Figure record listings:
^^^^^^^^

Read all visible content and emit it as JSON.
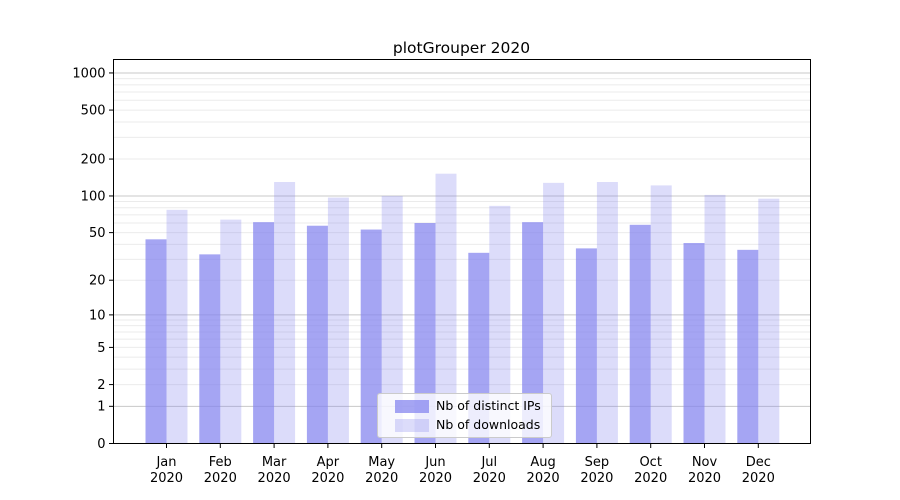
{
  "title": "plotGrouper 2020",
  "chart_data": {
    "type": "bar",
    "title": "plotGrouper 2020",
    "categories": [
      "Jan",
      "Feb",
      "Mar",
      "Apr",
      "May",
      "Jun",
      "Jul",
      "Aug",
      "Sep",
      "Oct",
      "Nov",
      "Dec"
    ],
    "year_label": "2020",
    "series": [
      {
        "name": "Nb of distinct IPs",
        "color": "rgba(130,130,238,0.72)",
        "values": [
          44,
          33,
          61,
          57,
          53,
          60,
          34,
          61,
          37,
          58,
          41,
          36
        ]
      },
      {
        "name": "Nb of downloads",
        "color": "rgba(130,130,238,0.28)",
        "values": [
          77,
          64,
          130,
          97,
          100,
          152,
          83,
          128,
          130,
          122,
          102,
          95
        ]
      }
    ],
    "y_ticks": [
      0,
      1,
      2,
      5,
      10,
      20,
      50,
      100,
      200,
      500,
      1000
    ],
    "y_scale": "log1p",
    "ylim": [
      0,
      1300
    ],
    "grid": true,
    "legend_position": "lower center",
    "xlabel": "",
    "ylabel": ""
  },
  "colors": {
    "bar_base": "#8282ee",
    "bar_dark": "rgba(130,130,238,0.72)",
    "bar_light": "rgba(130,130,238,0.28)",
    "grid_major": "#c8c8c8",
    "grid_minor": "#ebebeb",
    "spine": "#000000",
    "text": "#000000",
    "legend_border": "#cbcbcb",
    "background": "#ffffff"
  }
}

^^^^^^^^

### GIVEN INSTRUCTION
Retype the entries word for word. Omit any images.

### WRITTEN ANSWER
Read all visible content and emit it as JSON.
{
  "title": "plotGrouper 2020",
  "chart_data": {
    "type": "bar",
    "title": "plotGrouper 2020",
    "categories": [
      "Jan",
      "Feb",
      "Mar",
      "Apr",
      "May",
      "Jun",
      "Jul",
      "Aug",
      "Sep",
      "Oct",
      "Nov",
      "Dec"
    ],
    "year_label": "2020",
    "series": [
      {
        "name": "Nb of distinct IPs",
        "color": "rgba(130,130,238,0.72)",
        "values": [
          44,
          33,
          61,
          57,
          53,
          60,
          34,
          61,
          37,
          58,
          41,
          36
        ]
      },
      {
        "name": "Nb of downloads",
        "color": "rgba(130,130,238,0.28)",
        "values": [
          77,
          64,
          130,
          97,
          100,
          152,
          83,
          128,
          130,
          122,
          102,
          95
        ]
      }
    ],
    "y_ticks": [
      0,
      1,
      2,
      5,
      10,
      20,
      50,
      100,
      200,
      500,
      1000
    ],
    "y_scale": "log1p",
    "ylim": [
      0,
      1300
    ],
    "grid": true,
    "legend_position": "lower center",
    "xlabel": "",
    "ylabel": ""
  },
  "colors": {
    "bar_base": "#8282ee",
    "bar_dark": "rgba(130,130,238,0.72)",
    "bar_light": "rgba(130,130,238,0.28)",
    "grid_major": "#c8c8c8",
    "grid_minor": "#ebebeb",
    "spine": "#000000",
    "text": "#000000",
    "legend_border": "#cbcbcb",
    "background": "#ffffff"
  }
}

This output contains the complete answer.